Exercise brief:
Copy each line in the data that includes the word "Minimun".

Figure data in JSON

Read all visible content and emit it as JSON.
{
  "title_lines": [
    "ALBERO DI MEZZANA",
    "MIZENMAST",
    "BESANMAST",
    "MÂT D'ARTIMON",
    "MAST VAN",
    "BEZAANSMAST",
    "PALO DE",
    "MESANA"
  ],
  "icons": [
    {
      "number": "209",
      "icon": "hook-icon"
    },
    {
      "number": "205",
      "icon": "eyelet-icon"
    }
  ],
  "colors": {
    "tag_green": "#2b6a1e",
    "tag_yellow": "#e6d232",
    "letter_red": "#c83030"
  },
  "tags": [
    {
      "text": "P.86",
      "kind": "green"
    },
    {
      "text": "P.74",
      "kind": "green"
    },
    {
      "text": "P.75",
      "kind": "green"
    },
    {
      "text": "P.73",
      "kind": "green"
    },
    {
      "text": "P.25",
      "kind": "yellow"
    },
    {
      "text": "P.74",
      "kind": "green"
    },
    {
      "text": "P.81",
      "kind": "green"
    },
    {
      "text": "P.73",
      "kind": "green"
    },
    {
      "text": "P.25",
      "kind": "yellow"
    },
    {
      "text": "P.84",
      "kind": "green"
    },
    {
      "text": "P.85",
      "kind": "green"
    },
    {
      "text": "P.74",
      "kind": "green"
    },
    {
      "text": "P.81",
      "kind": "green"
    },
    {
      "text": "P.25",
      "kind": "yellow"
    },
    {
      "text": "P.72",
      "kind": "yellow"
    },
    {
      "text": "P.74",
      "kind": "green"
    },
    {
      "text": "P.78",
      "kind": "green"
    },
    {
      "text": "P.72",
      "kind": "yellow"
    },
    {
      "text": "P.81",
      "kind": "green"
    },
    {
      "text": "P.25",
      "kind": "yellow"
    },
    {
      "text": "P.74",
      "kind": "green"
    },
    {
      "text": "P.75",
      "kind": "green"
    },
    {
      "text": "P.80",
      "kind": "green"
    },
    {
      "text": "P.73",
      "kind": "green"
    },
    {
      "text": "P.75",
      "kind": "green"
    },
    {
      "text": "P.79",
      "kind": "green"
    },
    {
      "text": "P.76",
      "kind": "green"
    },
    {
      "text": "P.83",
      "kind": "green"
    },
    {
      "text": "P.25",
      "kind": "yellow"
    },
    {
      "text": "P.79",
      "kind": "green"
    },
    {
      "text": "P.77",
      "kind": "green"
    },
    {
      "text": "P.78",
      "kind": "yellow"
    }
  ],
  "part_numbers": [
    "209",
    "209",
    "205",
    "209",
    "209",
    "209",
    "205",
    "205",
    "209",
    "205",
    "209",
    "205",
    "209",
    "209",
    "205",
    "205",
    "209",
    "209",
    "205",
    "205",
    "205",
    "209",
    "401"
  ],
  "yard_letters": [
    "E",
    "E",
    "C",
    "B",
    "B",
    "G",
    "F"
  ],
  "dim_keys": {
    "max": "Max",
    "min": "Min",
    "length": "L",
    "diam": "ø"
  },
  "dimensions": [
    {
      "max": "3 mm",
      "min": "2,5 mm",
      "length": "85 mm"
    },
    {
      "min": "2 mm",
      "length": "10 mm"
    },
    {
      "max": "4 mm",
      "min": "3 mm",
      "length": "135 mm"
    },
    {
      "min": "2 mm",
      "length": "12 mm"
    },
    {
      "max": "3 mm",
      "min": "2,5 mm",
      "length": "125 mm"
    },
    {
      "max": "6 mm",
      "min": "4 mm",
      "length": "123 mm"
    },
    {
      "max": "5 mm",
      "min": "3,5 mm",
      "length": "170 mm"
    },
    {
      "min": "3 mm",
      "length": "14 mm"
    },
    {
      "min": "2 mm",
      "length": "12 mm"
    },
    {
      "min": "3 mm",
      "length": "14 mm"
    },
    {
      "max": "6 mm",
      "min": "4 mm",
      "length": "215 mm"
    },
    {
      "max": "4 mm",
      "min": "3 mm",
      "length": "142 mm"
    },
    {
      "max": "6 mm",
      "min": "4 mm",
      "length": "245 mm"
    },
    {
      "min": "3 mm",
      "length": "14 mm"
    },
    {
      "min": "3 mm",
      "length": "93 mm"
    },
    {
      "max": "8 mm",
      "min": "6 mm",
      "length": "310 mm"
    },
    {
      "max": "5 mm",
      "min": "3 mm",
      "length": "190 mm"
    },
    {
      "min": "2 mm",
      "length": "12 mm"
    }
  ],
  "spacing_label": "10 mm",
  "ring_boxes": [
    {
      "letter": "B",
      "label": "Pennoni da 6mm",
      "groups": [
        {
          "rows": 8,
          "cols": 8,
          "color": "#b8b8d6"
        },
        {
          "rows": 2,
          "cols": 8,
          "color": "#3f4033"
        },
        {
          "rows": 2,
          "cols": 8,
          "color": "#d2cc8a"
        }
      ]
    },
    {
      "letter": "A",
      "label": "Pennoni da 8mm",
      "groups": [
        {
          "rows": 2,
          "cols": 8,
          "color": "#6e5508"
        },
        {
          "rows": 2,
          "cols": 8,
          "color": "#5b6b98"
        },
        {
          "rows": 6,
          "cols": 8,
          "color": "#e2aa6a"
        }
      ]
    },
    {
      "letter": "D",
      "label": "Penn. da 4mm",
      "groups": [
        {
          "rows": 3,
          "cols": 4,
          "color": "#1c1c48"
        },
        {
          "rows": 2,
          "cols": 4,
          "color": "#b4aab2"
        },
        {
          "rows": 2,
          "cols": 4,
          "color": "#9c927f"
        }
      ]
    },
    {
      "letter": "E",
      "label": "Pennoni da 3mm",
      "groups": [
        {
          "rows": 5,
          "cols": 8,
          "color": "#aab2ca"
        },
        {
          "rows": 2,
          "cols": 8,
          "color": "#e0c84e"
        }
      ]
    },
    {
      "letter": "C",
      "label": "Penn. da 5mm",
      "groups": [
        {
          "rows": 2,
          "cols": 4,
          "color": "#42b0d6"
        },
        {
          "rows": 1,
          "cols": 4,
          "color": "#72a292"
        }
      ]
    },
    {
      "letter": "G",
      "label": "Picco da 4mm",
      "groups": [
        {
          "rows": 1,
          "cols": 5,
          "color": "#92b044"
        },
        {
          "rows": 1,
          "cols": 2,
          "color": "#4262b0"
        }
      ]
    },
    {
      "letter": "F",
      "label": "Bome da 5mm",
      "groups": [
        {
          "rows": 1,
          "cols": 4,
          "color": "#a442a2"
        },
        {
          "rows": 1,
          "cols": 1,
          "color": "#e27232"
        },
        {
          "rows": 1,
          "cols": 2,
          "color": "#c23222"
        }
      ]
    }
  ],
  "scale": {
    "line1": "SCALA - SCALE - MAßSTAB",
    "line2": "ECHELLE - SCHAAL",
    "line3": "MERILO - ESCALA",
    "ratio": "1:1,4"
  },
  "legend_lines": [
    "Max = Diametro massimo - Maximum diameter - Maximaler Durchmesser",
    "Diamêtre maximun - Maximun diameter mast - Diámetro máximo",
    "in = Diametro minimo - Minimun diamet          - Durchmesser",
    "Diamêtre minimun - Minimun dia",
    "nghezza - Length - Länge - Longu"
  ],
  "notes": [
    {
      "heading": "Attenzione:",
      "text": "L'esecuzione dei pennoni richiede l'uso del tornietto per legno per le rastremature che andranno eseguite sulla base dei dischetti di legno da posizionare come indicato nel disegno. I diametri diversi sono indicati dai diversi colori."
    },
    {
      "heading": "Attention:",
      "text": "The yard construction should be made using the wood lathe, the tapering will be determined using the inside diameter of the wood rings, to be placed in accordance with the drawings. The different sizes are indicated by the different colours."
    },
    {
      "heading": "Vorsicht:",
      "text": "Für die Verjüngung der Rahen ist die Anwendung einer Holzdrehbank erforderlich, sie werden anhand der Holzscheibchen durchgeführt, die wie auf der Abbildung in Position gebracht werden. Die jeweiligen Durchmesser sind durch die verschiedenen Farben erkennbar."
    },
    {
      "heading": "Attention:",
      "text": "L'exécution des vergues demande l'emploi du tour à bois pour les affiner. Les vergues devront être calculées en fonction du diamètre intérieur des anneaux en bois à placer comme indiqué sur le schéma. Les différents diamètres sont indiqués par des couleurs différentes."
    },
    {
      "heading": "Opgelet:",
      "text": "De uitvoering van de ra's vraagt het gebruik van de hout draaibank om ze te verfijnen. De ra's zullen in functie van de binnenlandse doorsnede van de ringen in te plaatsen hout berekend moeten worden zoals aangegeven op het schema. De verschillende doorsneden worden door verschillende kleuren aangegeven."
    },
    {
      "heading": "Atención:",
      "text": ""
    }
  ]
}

The result:
    "in = Diametro minimo - Minimun diamet          - Durchmesser",
    "Diamêtre minimun - Minimun dia",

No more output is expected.